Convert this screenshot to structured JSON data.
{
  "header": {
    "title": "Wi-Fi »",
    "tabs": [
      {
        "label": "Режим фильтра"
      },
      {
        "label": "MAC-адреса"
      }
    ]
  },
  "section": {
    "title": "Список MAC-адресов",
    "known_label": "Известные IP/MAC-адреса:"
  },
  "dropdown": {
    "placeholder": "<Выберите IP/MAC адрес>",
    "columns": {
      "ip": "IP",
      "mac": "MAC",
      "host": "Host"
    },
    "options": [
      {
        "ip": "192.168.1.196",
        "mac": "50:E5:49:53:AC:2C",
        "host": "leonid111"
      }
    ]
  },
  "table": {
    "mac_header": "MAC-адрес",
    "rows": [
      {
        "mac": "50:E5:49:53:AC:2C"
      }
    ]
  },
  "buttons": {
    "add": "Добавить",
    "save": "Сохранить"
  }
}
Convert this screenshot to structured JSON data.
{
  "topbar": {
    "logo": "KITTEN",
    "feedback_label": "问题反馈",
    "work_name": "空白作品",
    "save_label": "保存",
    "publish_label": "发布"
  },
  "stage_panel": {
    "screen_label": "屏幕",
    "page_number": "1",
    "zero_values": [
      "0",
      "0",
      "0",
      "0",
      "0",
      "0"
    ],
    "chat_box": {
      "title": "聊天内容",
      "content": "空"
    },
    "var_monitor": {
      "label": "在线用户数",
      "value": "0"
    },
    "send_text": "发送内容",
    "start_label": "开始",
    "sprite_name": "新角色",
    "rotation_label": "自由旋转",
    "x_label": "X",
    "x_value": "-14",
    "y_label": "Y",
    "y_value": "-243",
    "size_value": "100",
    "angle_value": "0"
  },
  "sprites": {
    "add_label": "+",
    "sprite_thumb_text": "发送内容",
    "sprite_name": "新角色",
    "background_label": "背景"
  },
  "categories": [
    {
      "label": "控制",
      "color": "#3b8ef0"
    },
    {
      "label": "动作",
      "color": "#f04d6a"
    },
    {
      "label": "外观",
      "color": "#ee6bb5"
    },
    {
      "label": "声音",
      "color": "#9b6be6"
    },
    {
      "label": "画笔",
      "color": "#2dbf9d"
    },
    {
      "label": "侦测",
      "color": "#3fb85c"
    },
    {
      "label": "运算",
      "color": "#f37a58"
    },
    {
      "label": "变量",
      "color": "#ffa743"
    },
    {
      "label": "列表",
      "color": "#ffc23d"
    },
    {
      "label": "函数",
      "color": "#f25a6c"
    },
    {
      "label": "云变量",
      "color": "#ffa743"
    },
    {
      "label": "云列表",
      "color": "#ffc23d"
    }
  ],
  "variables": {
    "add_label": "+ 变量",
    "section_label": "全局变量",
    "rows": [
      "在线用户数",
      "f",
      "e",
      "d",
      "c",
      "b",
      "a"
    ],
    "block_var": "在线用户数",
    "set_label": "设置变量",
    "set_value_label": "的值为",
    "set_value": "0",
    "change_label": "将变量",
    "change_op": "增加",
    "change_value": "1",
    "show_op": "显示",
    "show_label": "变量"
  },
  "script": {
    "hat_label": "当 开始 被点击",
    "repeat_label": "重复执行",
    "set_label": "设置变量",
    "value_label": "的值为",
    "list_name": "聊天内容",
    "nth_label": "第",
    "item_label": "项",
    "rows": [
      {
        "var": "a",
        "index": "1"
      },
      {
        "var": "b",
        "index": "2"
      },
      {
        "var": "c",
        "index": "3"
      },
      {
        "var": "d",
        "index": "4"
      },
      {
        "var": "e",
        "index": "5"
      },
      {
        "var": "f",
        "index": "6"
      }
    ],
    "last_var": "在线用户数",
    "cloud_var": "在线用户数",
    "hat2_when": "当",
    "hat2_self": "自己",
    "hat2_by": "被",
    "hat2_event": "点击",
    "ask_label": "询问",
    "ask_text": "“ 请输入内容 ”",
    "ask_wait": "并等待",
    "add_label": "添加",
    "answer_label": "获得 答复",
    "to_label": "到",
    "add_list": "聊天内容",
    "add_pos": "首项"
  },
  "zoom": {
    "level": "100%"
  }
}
————————
**WHAT THE TASK ASKS**
Reproduce the material in full, with no word added or dropped.

**PROBLEM SOLUTION**
Convert this screenshot to structured JSON data.
{
  "header": {
    "title": "Wi-Fi »",
    "tabs": [
      {
        "label": "Режим фильтра"
      },
      {
        "label": "MAC-адреса"
      }
    ]
  },
  "section": {
    "title": "Список MAC-адресов",
    "known_label": "Известные IP/MAC-адреса:"
  },
  "dropdown": {
    "placeholder": "<Выберите IP/MAC адрес>",
    "columns": {
      "ip": "IP",
      "mac": "MAC",
      "host": "Host"
    },
    "options": [
      {
        "ip": "192.168.1.196",
        "mac": "50:E5:49:53:AC:2C",
        "host": "leonid111"
      }
    ]
  },
  "table": {
    "mac_header": "MAC-адрес",
    "rows": [
      {
        "mac": "50:E5:49:53:AC:2C"
      }
    ]
  },
  "buttons": {
    "add": "Добавить",
    "save": "Сохранить"
  }
}
Convert this screenshot to structured JSON data.
{
  "topbar": {
    "logo": "KITTEN",
    "feedback_label": "问题反馈",
    "work_name": "空白作品",
    "save_label": "保存",
    "publish_label": "发布"
  },
  "stage_panel": {
    "screen_label": "屏幕",
    "page_number": "1",
    "zero_values": [
      "0",
      "0",
      "0",
      "0",
      "0",
      "0"
    ],
    "chat_box": {
      "title": "聊天内容",
      "content": "空"
    },
    "var_monitor": {
      "label": "在线用户数",
      "value": "0"
    },
    "send_text": "发送内容",
    "start_label": "开始",
    "sprite_name": "新角色",
    "rotation_label": "自由旋转",
    "x_label": "X",
    "x_value": "-14",
    "y_label": "Y",
    "y_value": "-243",
    "size_value": "100",
    "angle_value": "0"
  },
  "sprites": {
    "add_label": "+",
    "sprite_thumb_text": "发送内容",
    "sprite_name": "新角色",
    "background_label": "背景"
  },
  "categories": [
    {
      "label": "控制",
      "color": "#3b8ef0"
    },
    {
      "label": "动作",
      "color": "#f04d6a"
    },
    {
      "label": "外观",
      "color": "#ee6bb5"
    },
    {
      "label": "声音",
      "color": "#9b6be6"
    },
    {
      "label": "画笔",
      "color": "#2dbf9d"
    },
    {
      "label": "侦测",
      "color": "#3fb85c"
    },
    {
      "label": "运算",
      "color": "#f37a58"
    },
    {
      "label": "变量",
      "color": "#ffa743"
    },
    {
      "label": "列表",
      "color": "#ffc23d"
    },
    {
      "label": "函数",
      "color": "#f25a6c"
    },
    {
      "label": "云变量",
      "color": "#ffa743"
    },
    {
      "label": "云列表",
      "color": "#ffc23d"
    }
  ],
  "variables": {
    "add_label": "+ 变量",
    "section_label": "全局变量",
    "rows": [
      "在线用户数",
      "f",
      "e",
      "d",
      "c",
      "b",
      "a"
    ],
    "block_var": "在线用户数",
    "set_label": "设置变量",
    "set_value_label": "的值为",
    "set_value": "0",
    "change_label": "将变量",
    "change_op": "增加",
    "change_value": "1",
    "show_op": "显示",
    "show_label": "变量"
  },
  "script": {
    "hat_label": "当 开始 被点击",
    "repeat_label": "重复执行",
    "set_label": "设置变量",
    "value_label": "的值为",
    "list_name": "聊天内容",
    "nth_label": "第",
    "item_label": "项",
    "rows": [
      {
        "var": "a",
        "index": "1"
      },
      {
        "var": "b",
        "index": "2"
      },
      {
        "var": "c",
        "index": "3"
      },
      {
        "var": "d",
        "index": "4"
      },
      {
        "var": "e",
        "index": "5"
      },
      {
        "var": "f",
        "index": "6"
      }
    ],
    "last_var": "在线用户数",
    "cloud_var": "在线用户数",
    "hat2_when": "当",
    "hat2_self": "自己",
    "hat2_by": "被",
    "hat2_event": "点击",
    "ask_label": "询问",
    "ask_text": "“ 请输入内容 ”",
    "ask_wait": "并等待",
    "add_label": "添加",
    "answer_label": "获得 答复",
    "to_label": "到",
    "add_list": "聊天内容",
    "add_pos": "首项"
  },
  "zoom": {
    "level": "100%"
  }
}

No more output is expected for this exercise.